::: DATA :::

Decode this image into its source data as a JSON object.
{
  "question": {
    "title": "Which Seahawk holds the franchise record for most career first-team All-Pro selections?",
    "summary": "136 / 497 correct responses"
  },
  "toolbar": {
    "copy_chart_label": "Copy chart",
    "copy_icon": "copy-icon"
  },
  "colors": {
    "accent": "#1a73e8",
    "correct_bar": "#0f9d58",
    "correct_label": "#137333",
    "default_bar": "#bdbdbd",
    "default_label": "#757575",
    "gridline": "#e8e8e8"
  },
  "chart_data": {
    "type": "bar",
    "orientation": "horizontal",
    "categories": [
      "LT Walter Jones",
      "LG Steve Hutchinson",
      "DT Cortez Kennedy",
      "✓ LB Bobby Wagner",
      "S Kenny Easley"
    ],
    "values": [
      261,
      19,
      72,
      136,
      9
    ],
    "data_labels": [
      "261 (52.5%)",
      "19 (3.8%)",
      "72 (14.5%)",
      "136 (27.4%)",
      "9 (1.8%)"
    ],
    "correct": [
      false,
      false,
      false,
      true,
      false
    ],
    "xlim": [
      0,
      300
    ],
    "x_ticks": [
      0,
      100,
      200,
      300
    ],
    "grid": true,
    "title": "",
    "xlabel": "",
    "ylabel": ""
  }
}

:::

▸ REQUIREMENTS
The records above must be repeated exactly, every one of them.

▸ WRITTEN ANSWER
Decode this image into its source data as a JSON object.
{
  "question": {
    "title": "Which Seahawk holds the franchise record for most career first-team All-Pro selections?",
    "summary": "136 / 497 correct responses"
  },
  "toolbar": {
    "copy_chart_label": "Copy chart",
    "copy_icon": "copy-icon"
  },
  "colors": {
    "accent": "#1a73e8",
    "correct_bar": "#0f9d58",
    "correct_label": "#137333",
    "default_bar": "#bdbdbd",
    "default_label": "#757575",
    "gridline": "#e8e8e8"
  },
  "chart_data": {
    "type": "bar",
    "orientation": "horizontal",
    "categories": [
      "LT Walter Jones",
      "LG Steve Hutchinson",
      "DT Cortez Kennedy",
      "✓ LB Bobby Wagner",
      "S Kenny Easley"
    ],
    "values": [
      261,
      19,
      72,
      136,
      9
    ],
    "data_labels": [
      "261 (52.5%)",
      "19 (3.8%)",
      "72 (14.5%)",
      "136 (27.4%)",
      "9 (1.8%)"
    ],
    "correct": [
      false,
      false,
      false,
      true,
      false
    ],
    "xlim": [
      0,
      300
    ],
    "x_ticks": [
      0,
      100,
      200,
      300
    ],
    "grid": true,
    "title": "",
    "xlabel": "",
    "ylabel": ""
  }
}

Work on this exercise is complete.